#### TASK OBJECTIVE
Each line below is to be written out in full, exactly as shown.

----

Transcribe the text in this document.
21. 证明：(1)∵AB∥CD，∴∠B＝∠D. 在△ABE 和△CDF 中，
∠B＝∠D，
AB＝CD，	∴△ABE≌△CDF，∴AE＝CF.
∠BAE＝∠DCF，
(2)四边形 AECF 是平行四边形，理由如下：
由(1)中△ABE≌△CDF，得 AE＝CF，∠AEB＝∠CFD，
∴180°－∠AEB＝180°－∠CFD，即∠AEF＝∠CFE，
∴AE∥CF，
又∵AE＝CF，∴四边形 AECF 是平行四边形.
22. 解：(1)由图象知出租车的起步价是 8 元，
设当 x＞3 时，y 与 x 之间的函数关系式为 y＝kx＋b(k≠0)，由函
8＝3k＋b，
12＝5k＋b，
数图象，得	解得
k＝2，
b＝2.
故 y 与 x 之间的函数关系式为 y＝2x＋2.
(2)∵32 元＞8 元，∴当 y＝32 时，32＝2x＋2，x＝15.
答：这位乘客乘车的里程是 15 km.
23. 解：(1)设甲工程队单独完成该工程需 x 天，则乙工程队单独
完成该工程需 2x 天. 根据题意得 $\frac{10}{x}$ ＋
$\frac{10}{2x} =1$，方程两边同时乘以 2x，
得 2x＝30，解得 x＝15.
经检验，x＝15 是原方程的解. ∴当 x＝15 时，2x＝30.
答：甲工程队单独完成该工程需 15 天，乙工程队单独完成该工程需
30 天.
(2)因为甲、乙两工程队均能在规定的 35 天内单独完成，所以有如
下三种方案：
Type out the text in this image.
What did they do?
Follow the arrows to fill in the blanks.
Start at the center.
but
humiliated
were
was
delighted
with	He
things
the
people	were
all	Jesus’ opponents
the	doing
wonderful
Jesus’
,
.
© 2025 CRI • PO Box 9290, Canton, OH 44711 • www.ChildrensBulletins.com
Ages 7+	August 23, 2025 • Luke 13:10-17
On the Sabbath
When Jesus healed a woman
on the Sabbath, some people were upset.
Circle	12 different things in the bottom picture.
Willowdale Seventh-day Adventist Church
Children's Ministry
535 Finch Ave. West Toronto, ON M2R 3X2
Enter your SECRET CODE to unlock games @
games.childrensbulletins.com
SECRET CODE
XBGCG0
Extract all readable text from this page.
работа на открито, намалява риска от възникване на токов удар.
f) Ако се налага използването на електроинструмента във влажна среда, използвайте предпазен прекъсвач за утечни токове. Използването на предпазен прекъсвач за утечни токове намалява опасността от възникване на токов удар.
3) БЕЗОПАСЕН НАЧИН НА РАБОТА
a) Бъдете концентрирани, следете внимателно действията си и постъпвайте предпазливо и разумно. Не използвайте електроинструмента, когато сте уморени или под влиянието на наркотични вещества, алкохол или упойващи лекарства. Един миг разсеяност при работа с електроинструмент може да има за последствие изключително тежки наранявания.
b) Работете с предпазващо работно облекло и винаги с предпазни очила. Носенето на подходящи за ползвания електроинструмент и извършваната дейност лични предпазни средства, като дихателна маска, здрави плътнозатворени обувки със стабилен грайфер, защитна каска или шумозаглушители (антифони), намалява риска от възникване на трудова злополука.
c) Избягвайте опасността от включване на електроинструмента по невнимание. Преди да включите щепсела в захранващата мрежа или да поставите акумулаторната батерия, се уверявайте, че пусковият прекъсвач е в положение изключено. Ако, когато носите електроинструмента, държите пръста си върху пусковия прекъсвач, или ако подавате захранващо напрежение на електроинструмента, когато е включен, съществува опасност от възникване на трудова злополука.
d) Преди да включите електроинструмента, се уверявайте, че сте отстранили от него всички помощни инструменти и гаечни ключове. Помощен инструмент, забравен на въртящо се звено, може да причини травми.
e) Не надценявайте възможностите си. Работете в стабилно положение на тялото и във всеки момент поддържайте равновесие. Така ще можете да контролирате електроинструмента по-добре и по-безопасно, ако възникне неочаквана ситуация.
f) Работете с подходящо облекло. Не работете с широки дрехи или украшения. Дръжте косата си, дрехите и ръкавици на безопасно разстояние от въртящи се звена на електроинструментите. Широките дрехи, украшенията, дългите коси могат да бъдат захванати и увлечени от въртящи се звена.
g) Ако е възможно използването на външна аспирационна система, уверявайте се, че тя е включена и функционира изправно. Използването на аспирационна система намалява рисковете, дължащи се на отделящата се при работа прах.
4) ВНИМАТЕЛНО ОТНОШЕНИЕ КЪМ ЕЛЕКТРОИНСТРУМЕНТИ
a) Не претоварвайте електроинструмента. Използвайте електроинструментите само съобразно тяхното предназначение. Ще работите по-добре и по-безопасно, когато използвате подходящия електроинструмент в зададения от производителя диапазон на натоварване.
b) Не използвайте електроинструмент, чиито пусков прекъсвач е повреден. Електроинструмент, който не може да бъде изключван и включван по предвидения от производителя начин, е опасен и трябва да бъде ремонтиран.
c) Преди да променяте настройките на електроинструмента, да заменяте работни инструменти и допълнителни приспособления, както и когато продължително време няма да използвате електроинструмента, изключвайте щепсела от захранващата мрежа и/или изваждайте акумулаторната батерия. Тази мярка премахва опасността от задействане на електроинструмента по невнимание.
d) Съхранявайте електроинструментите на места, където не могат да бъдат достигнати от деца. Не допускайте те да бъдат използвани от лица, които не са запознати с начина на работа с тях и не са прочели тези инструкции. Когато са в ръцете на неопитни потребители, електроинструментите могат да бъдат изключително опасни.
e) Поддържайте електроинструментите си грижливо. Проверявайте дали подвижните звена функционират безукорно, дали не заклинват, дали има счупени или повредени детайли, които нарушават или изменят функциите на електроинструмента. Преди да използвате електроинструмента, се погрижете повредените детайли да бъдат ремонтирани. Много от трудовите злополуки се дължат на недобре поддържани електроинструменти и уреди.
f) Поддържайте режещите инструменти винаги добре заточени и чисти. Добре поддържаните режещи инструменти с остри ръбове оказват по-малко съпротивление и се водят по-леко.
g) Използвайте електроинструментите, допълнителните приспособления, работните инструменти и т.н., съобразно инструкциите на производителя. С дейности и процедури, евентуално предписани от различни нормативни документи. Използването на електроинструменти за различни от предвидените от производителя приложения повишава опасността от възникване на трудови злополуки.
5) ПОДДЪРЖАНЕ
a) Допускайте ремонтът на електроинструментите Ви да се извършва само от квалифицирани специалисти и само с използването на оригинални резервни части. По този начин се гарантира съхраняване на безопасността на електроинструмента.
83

----

#### THE RESULT
Transcribe the text in this document.
21. 证明：(1)∵AB∥CD，∴∠B＝∠D. 在△ABE 和△CDF 中，
∠B＝∠D，
AB＝CD，	∴△ABE≌△CDF，∴AE＝CF.
∠BAE＝∠DCF，
(2)四边形 AECF 是平行四边形，理由如下：
由(1)中△ABE≌△CDF，得 AE＝CF，∠AEB＝∠CFD，
∴180°－∠AEB＝180°－∠CFD，即∠AEF＝∠CFE，
∴AE∥CF，
又∵AE＝CF，∴四边形 AECF 是平行四边形.
22. 解：(1)由图象知出租车的起步价是 8 元，
设当 x＞3 时，y 与 x 之间的函数关系式为 y＝kx＋b(k≠0)，由函
8＝3k＋b，
12＝5k＋b，
数图象，得	解得
k＝2，
b＝2.
故 y 与 x 之间的函数关系式为 y＝2x＋2.
(2)∵32 元＞8 元，∴当 y＝32 时，32＝2x＋2，x＝15.
答：这位乘客乘车的里程是 15 km.
23. 解：(1)设甲工程队单独完成该工程需 x 天，则乙工程队单独
完成该工程需 2x 天. 根据题意得 $\frac{10}{x}$ ＋
$\frac{10}{2x} =1$，方程两边同时乘以 2x，
得 2x＝30，解得 x＝15.
经检验，x＝15 是原方程的解. ∴当 x＝15 时，2x＝30.
答：甲工程队单独完成该工程需 15 天，乙工程队单独完成该工程需
30 天.
(2)因为甲、乙两工程队均能在规定的 35 天内单独完成，所以有如
下三种方案：
Type out the text in this image.
What did they do?
Follow the arrows to fill in the blanks.
Start at the center.
but
humiliated
were
was
delighted
with	He
things
the
people	were
all	Jesus’ opponents
the	doing
wonderful
Jesus’
,
.
© 2025 CRI • PO Box 9290, Canton, OH 44711 • www.ChildrensBulletins.com
Ages 7+	August 23, 2025 • Luke 13:10-17
On the Sabbath
When Jesus healed a woman
on the Sabbath, some people were upset.
Circle	12 different things in the bottom picture.
Willowdale Seventh-day Adventist Church
Children's Ministry
535 Finch Ave. West Toronto, ON M2R 3X2
Enter your SECRET CODE to unlock games @
games.childrensbulletins.com
SECRET CODE
XBGCG0
Extract all readable text from this page.
работа на открито, намалява риска от възникване на токов удар.
f) Ако се налага използването на електроинструмента във влажна среда, използвайте предпазен прекъсвач за утечни токове. Използването на предпазен прекъсвач за утечни токове намалява опасността от възникване на токов удар.
3) БЕЗОПАСЕН НАЧИН НА РАБОТА
a) Бъдете концентрирани, следете внимателно действията си и постъпвайте предпазливо и разумно. Не използвайте електроинструмента, когато сте уморени или под влиянието на наркотични вещества, алкохол или упойващи лекарства. Един миг разсеяност при работа с електроинструмент може да има за последствие изключително тежки наранявания.
b) Работете с предпазващо работно облекло и винаги с предпазни очила. Носенето на подходящи за ползвания електроинструмент и извършваната дейност лични предпазни средства, като дихателна маска, здрави плътнозатворени обувки със стабилен грайфер, защитна каска или шумозаглушители (антифони), намалява риска от възникване на трудова злополука.
c) Избягвайте опасността от включване на електроинструмента по невнимание. Преди да включите щепсела в захранващата мрежа или да поставите акумулаторната батерия, се уверявайте, че пусковият прекъсвач е в положение изключено. Ако, когато носите електроинструмента, държите пръста си върху пусковия прекъсвач, или ако подавате захранващо напрежение на електроинструмента, когато е включен, съществува опасност от възникване на трудова злополука.
d) Преди да включите електроинструмента, се уверявайте, че сте отстранили от него всички помощни инструменти и гаечни ключове. Помощен инструмент, забравен на въртящо се звено, може да причини травми.
e) Не надценявайте възможностите си. Работете в стабилно положение на тялото и във всеки момент поддържайте равновесие. Така ще можете да контролирате електроинструмента по-добре и по-безопасно, ако възникне неочаквана ситуация.
f) Работете с подходящо облекло. Не работете с широки дрехи или украшения. Дръжте косата си, дрехите и ръкавици на безопасно разстояние от въртящи се звена на електроинструментите. Широките дрехи, украшенията, дългите коси могат да бъдат захванати и увлечени от въртящи се звена.
g) Ако е възможно използването на външна аспирационна система, уверявайте се, че тя е включена и функционира изправно. Използването на аспирационна система намалява рисковете, дължащи се на отделящата се при работа прах.
4) ВНИМАТЕЛНО ОТНОШЕНИЕ КЪМ ЕЛЕКТРОИНСТРУМЕНТИ
a) Не претоварвайте електроинструмента. Използвайте електроинструментите само съобразно тяхното предназначение. Ще работите по-добре и по-безопасно, когато използвате подходящия електроинструмент в зададения от производителя диапазон на натоварване.
b) Не използвайте електроинструмент, чиито пусков прекъсвач е повреден. Електроинструмент, който не може да бъде изключван и включван по предвидения от производителя начин, е опасен и трябва да бъде ремонтиран.
c) Преди да променяте настройките на електроинструмента, да заменяте работни инструменти и допълнителни приспособления, както и когато продължително време няма да използвате електроинструмента, изключвайте щепсела от захранващата мрежа и/или изваждайте акумулаторната батерия. Тази мярка премахва опасността от задействане на електроинструмента по невнимание.
d) Съхранявайте електроинструментите на места, където не могат да бъдат достигнати от деца. Не допускайте те да бъдат използвани от лица, които не са запознати с начина на работа с тях и не са прочели тези инструкции. Когато са в ръцете на неопитни потребители, електроинструментите могат да бъдат изключително опасни.
e) Поддържайте електроинструментите си грижливо. Проверявайте дали подвижните звена функционират безукорно, дали не заклинват, дали има счупени или повредени детайли, които нарушават или изменят функциите на електроинструмента. Преди да използвате електроинструмента, се погрижете повредените детайли да бъдат ремонтирани. Много от трудовите злополуки се дължат на недобре поддържани електроинструменти и уреди.
f) Поддържайте режещите инструменти винаги добре заточени и чисти. Добре поддържаните режещи инструменти с остри ръбове оказват по-малко съпротивление и се водят по-леко.
g) Използвайте електроинструментите, допълнителните приспособления, работните инструменти и т.н., съобразно инструкциите на производителя. С дейности и процедури, евентуално предписани от различни нормативни документи. Използването на електроинструменти за различни от предвидените от производителя приложения повишава опасността от възникване на трудови злополуки.
5) ПОДДЪРЖАНЕ
a) Допускайте ремонтът на електроинструментите Ви да се извършва само от квалифицирани специалисти и само с използването на оригинални резервни части. По този начин се гарантира съхраняване на безопасността на електроинструмента.
83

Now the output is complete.